___ DATA FOR PROCESSING

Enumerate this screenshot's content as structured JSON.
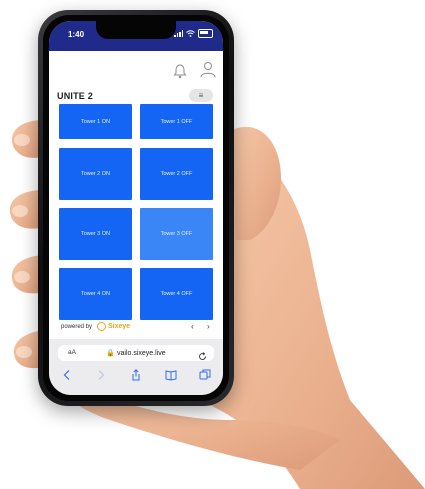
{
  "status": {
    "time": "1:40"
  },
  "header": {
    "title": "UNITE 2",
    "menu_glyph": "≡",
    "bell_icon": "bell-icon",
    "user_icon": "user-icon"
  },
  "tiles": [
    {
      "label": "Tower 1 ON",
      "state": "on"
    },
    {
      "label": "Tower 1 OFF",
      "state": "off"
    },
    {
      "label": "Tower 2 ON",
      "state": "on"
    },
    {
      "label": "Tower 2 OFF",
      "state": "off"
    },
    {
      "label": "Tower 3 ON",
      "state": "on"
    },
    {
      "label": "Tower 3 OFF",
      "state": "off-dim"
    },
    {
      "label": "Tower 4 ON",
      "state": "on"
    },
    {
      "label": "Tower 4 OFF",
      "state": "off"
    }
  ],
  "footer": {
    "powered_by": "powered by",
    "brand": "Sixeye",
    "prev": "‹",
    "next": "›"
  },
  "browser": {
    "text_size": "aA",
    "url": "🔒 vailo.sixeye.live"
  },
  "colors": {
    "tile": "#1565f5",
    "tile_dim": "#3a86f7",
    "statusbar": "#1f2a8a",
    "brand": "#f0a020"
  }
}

______
___ DATA FOR PROCESSING

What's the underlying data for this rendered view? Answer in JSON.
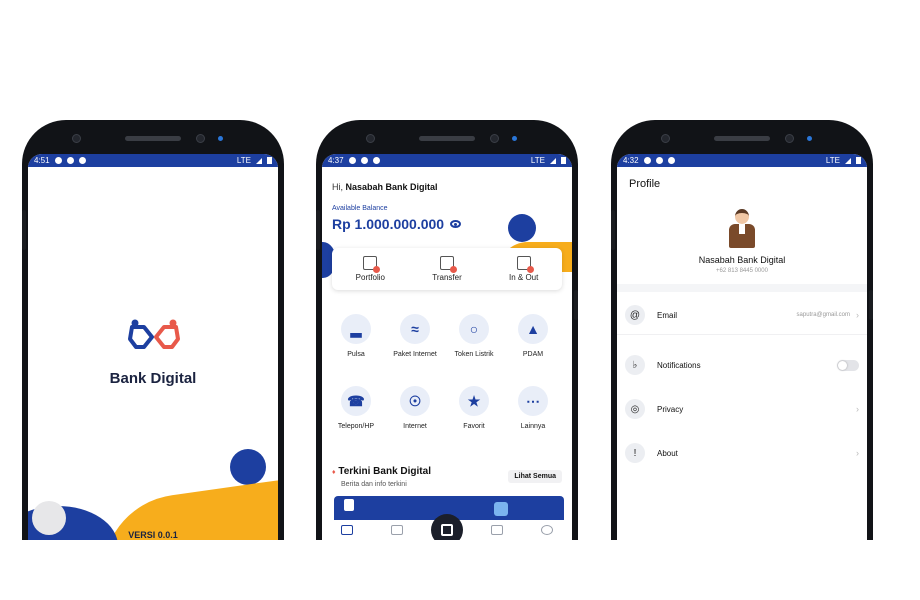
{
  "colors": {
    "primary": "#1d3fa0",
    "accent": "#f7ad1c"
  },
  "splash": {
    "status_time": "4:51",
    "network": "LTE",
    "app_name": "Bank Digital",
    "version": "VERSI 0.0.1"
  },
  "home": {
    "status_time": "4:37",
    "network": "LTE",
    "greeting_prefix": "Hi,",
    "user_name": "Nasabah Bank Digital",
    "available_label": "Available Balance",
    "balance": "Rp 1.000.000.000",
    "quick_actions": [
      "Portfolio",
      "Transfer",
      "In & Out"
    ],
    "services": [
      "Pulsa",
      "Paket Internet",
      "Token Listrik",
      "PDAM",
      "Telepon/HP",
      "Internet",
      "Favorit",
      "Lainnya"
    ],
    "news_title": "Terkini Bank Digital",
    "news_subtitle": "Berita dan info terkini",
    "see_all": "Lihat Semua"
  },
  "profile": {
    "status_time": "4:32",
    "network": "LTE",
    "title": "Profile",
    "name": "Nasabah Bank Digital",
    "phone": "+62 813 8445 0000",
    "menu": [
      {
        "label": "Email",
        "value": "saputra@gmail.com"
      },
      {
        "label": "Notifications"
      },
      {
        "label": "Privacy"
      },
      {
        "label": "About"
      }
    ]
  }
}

______
___ DATA FOR PROCESSING

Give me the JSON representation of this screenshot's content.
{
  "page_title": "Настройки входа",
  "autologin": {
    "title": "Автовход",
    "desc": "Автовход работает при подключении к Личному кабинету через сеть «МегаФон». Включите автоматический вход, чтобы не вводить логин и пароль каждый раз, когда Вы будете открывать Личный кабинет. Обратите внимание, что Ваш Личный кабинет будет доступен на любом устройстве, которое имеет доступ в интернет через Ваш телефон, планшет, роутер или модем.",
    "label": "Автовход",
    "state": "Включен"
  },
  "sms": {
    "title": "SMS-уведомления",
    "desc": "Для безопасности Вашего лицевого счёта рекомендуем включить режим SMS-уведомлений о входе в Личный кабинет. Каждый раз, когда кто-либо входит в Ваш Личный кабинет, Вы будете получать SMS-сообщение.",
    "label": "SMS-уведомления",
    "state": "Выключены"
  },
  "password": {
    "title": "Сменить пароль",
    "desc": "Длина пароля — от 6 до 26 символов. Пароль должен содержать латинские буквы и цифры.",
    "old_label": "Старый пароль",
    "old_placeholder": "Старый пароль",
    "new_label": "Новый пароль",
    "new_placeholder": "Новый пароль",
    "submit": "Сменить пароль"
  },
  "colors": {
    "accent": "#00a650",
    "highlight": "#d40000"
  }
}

______

— WHAT TO PRODUCE —
Look for lines containing the string "icon" and copy them all.

— REPLY —
    "bell_icon": "bell-icon",
    "user_icon": "user-icon"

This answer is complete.